Scan the material and copy every line in which "this" appears.

↓↓↓

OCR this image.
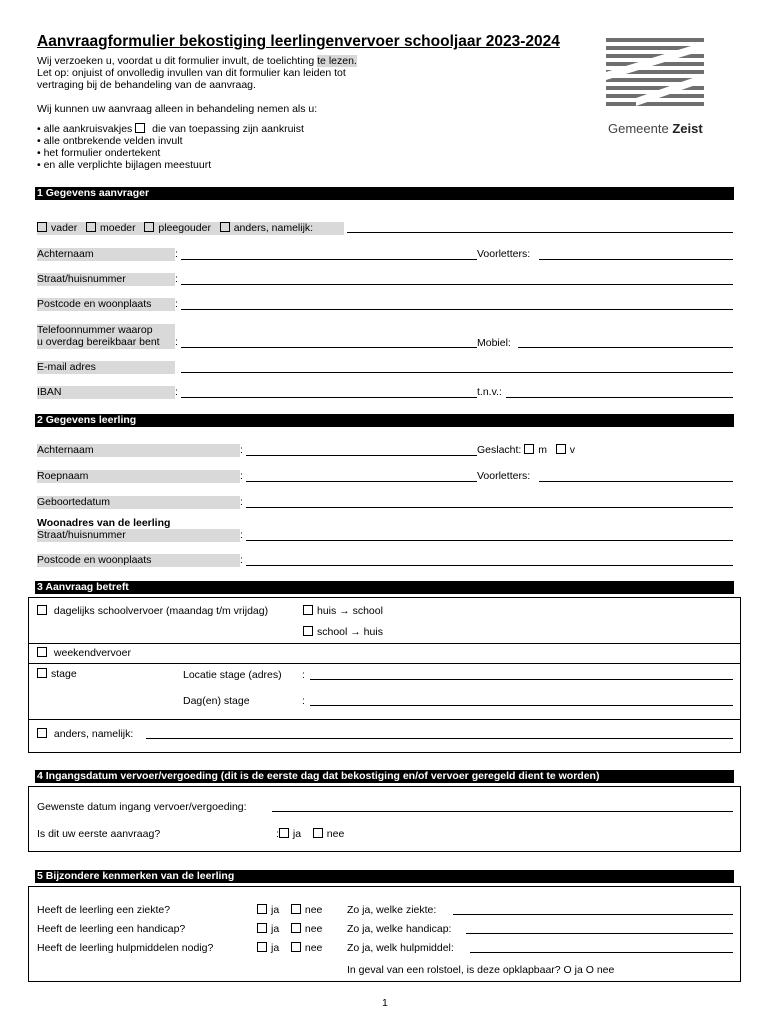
Aanvraagformulier bekostiging leerlingenvervoer schooljaar 2023-2024
Wij verzoeken u, voordat u dit formulier invult, de toelichting te lezen.
Let op: onjuist of onvolledig invullen van dit formulier kan leiden tot
vertraging bij de behandeling van de aanvraag.
Wij kunnen uw aanvraag alleen in behandeling nemen als u:
• alle aankruisvakjes  die van toepassing zijn aankruist
• alle ontbrekende velden invult
• het formulier ondertekent
• en alle verplichte bijlagen meestuurt
Gemeente Zeist
1 Gegevens aanvrager
vader moeder pleegouder anders, namelijk:
Achternaam	:	Voorletters:
Straat/huisnummer	:
Postcode en woonplaats	:
Telefoonnummer waarop
u overdag bereikbaar bent	:	Mobiel:
E-mail adres
IBAN	:	t.n.v.:
2 Gegevens leerling
Achternaam	:	Geslacht: m v
Roepnaam	:	Voorletters:
Geboortedatum	:
Woonadres van de leerling
Straat/huisnummer	:
Postcode en woonplaats	:
3 Aanvraag betreft
dagelijks schoolvervoer (maandag t/m vrijdag)	huis → school
school → huis
weekendvervoer
stage	Locatie stage (adres) :
Dag(en) stage	:
anders, namelijk:
4 Ingangsdatum vervoer/vergoeding (dit is de eerste dag dat bekostiging en/of vervoer geregeld dient te worden)
Gewenste datum ingang vervoer/vergoeding:
Is dit uw eerste aanvraag?	: ja nee
5 Bijzondere kenmerken van de leerling
Heeft de leerling een ziekte?	ja nee Zo ja, welke ziekte:
Heeft de leerling een handicap?	ja nee Zo ja, welke handicap:
Heeft de leerling hulpmiddelen nodig?	ja nee Zo ja, welk hulpmiddel:
In geval van een rolstoel, is deze opklapbaar? O ja O nee
1
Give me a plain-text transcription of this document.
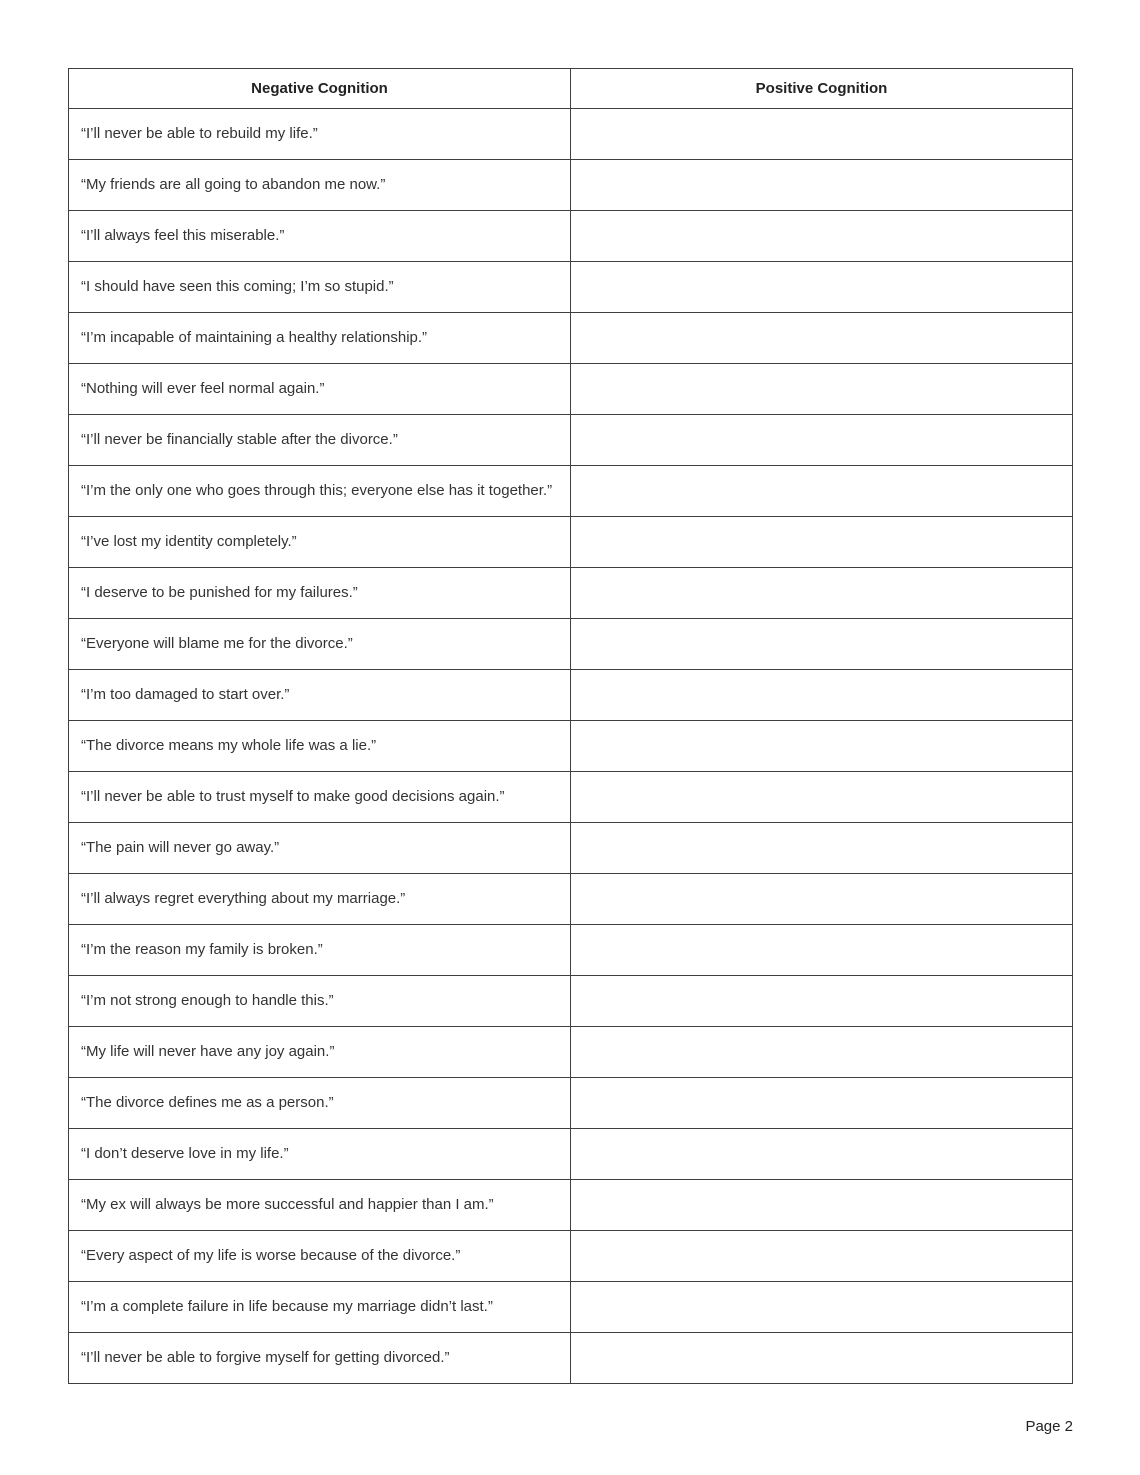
Negative Cognition	Positive Cognition
“I’ll never be able to rebuild my life.”	
“My friends are all going to abandon me now.”	
“I’ll always feel this miserable.”	
“I should have seen this coming; I’m so stupid.”	
“I’m incapable of maintaining a healthy relationship.”	
“Nothing will ever feel normal again.”	
“I’ll never be financially stable after the divorce.”	
“I’m the only one who goes through this; everyone else has it together.”	
“I’ve lost my identity completely.”	
“I deserve to be punished for my failures.”	
“Everyone will blame me for the divorce.”	
“I’m too damaged to start over.”	
“The divorce means my whole life was a lie.”	
“I’ll never be able to trust myself to make good decisions again.”	
“The pain will never go away.”	
“I’ll always regret everything about my marriage.”	
“I’m the reason my family is broken.”	
“I’m not strong enough to handle this.”	
“My life will never have any joy again.”	
“The divorce defines me as a person.”	
“I don’t deserve love in my life.”	
“My ex will always be more successful and happier than I am.”	
“Every aspect of my life is worse because of the divorce.”	
“I’m a complete failure in life because my marriage didn’t last.”	
“I’ll never be able to forgive myself for getting divorced.”	
Page 2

↑↑↑

Final answer –
OCR this image.
Give me a plain-text transcription of this document.
“I’ll always feel this miserable.”	
“I should have seen this coming; I’m so stupid.”	
“I’m the only one who goes through this; everyone else has it together.”	
“I’m not strong enough to handle this.”	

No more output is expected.